Data shown:

┄┄┄┄┄┄┄┄┄┄┄┄┄┄┄┄┄┄┄┄

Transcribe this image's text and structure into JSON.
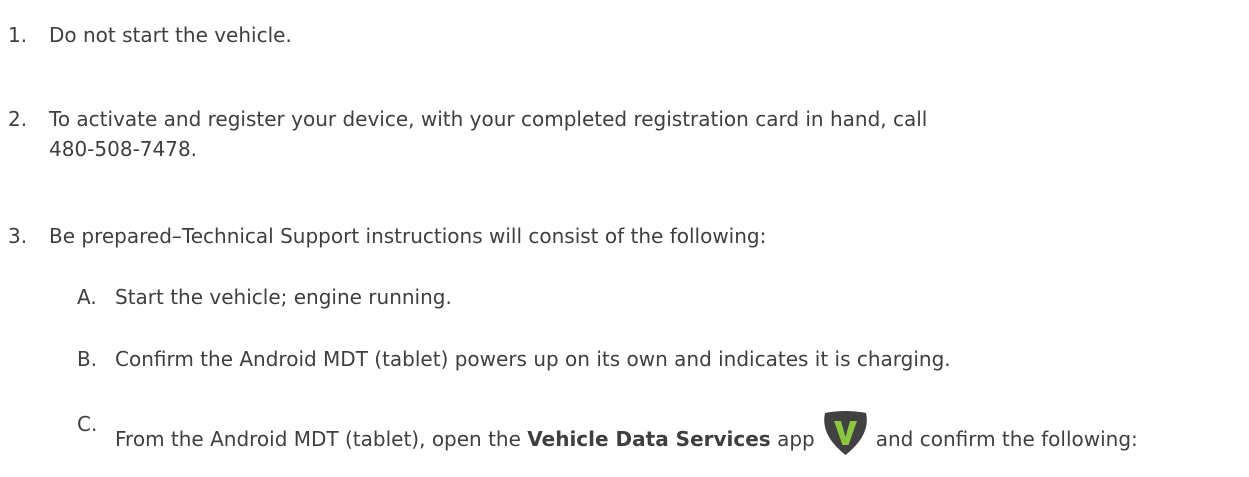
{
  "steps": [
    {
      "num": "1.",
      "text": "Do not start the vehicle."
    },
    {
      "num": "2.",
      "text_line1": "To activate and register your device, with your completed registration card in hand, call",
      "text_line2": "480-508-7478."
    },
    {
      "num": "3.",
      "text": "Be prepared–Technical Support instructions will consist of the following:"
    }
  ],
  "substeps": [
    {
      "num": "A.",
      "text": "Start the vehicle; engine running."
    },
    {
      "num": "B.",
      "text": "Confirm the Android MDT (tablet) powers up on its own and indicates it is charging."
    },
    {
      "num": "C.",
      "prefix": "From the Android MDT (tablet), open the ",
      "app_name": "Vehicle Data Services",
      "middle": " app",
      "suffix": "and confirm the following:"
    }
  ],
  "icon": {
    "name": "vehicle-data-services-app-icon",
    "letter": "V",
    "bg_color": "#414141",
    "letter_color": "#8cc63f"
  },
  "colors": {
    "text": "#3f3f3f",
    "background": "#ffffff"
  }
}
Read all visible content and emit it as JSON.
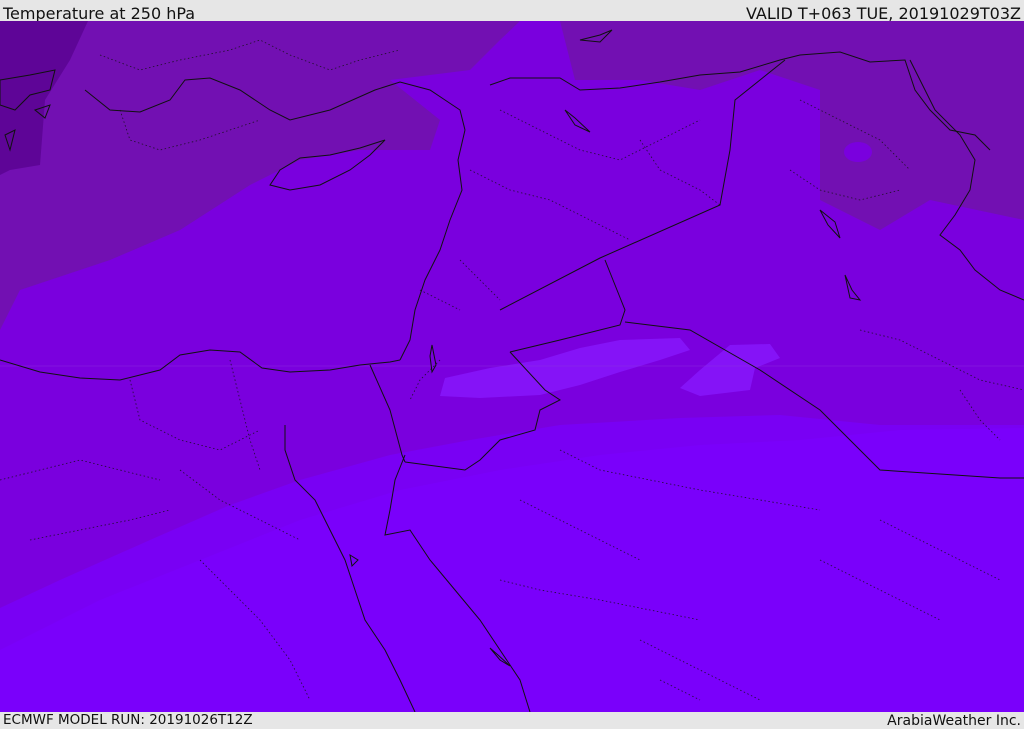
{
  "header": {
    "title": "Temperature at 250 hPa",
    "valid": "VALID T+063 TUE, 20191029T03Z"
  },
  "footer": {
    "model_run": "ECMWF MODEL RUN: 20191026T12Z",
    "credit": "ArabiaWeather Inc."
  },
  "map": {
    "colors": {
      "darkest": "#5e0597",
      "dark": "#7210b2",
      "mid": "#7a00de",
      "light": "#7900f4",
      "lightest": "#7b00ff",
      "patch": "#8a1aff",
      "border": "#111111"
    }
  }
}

┄┄┄┄┄┄┄┄┄┄┄┄┄┄┄┄┄┄┄┄

Aim of the task: Exactly the lines from the one with "Read all visible content and emit it as JSON." through the end of the listing above are to be repeated, with no pictures.

Reply to the exercise:
Read all visible content and emit it as JSON.
{
  "header": {
    "title": "Temperature at 250 hPa",
    "valid": "VALID T+063 TUE, 20191029T03Z"
  },
  "footer": {
    "model_run": "ECMWF MODEL RUN: 20191026T12Z",
    "credit": "ArabiaWeather Inc."
  },
  "map": {
    "colors": {
      "darkest": "#5e0597",
      "dark": "#7210b2",
      "mid": "#7a00de",
      "light": "#7900f4",
      "lightest": "#7b00ff",
      "patch": "#8a1aff",
      "border": "#111111"
    }
  }
}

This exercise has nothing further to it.